THE PROBLEM
Without altering anything, output the material below.

Dataset rows:
>> Start

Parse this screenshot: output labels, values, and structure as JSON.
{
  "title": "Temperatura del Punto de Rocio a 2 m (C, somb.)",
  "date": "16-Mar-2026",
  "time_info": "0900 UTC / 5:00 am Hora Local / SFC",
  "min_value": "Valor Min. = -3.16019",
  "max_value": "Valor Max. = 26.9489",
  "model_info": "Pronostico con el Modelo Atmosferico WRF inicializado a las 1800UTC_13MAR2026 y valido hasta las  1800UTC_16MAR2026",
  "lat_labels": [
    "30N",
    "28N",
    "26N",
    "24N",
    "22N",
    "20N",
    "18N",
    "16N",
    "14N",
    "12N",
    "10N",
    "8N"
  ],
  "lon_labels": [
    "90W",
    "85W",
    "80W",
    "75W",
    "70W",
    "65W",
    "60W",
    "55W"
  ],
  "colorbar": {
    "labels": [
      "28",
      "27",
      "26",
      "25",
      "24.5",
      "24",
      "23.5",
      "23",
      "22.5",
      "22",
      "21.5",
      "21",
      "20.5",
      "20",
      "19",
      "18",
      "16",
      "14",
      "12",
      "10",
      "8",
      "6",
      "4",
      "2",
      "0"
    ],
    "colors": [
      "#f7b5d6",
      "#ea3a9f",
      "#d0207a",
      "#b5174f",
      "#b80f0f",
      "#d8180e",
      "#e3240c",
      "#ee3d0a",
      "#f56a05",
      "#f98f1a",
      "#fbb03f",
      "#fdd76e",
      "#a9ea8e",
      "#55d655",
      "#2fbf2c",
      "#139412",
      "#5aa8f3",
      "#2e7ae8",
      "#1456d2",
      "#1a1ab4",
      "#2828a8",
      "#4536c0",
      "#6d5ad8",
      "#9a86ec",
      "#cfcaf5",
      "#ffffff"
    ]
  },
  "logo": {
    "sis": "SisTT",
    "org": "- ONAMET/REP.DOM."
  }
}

>> End

SOLUTION FOR THIS PROBLEM
Parse this screenshot: output labels, values, and structure as JSON.
{
  "title": "Temperatura del Punto de Rocio a 2 m (C, somb.)",
  "date": "16-Mar-2026",
  "time_info": "0900 UTC / 5:00 am Hora Local / SFC",
  "min_value": "Valor Min. = -3.16019",
  "max_value": "Valor Max. = 26.9489",
  "model_info": "Pronostico con el Modelo Atmosferico WRF inicializado a las 1800UTC_13MAR2026 y valido hasta las  1800UTC_16MAR2026",
  "lat_labels": [
    "30N",
    "28N",
    "26N",
    "24N",
    "22N",
    "20N",
    "18N",
    "16N",
    "14N",
    "12N",
    "10N",
    "8N"
  ],
  "lon_labels": [
    "90W",
    "85W",
    "80W",
    "75W",
    "70W",
    "65W",
    "60W",
    "55W"
  ],
  "colorbar": {
    "labels": [
      "28",
      "27",
      "26",
      "25",
      "24.5",
      "24",
      "23.5",
      "23",
      "22.5",
      "22",
      "21.5",
      "21",
      "20.5",
      "20",
      "19",
      "18",
      "16",
      "14",
      "12",
      "10",
      "8",
      "6",
      "4",
      "2",
      "0"
    ],
    "colors": [
      "#f7b5d6",
      "#ea3a9f",
      "#d0207a",
      "#b5174f",
      "#b80f0f",
      "#d8180e",
      "#e3240c",
      "#ee3d0a",
      "#f56a05",
      "#f98f1a",
      "#fbb03f",
      "#fdd76e",
      "#a9ea8e",
      "#55d655",
      "#2fbf2c",
      "#139412",
      "#5aa8f3",
      "#2e7ae8",
      "#1456d2",
      "#1a1ab4",
      "#2828a8",
      "#4536c0",
      "#6d5ad8",
      "#9a86ec",
      "#cfcaf5",
      "#ffffff"
    ]
  },
  "logo": {
    "sis": "SisTT",
    "org": "- ONAMET/REP.DOM."
  }
}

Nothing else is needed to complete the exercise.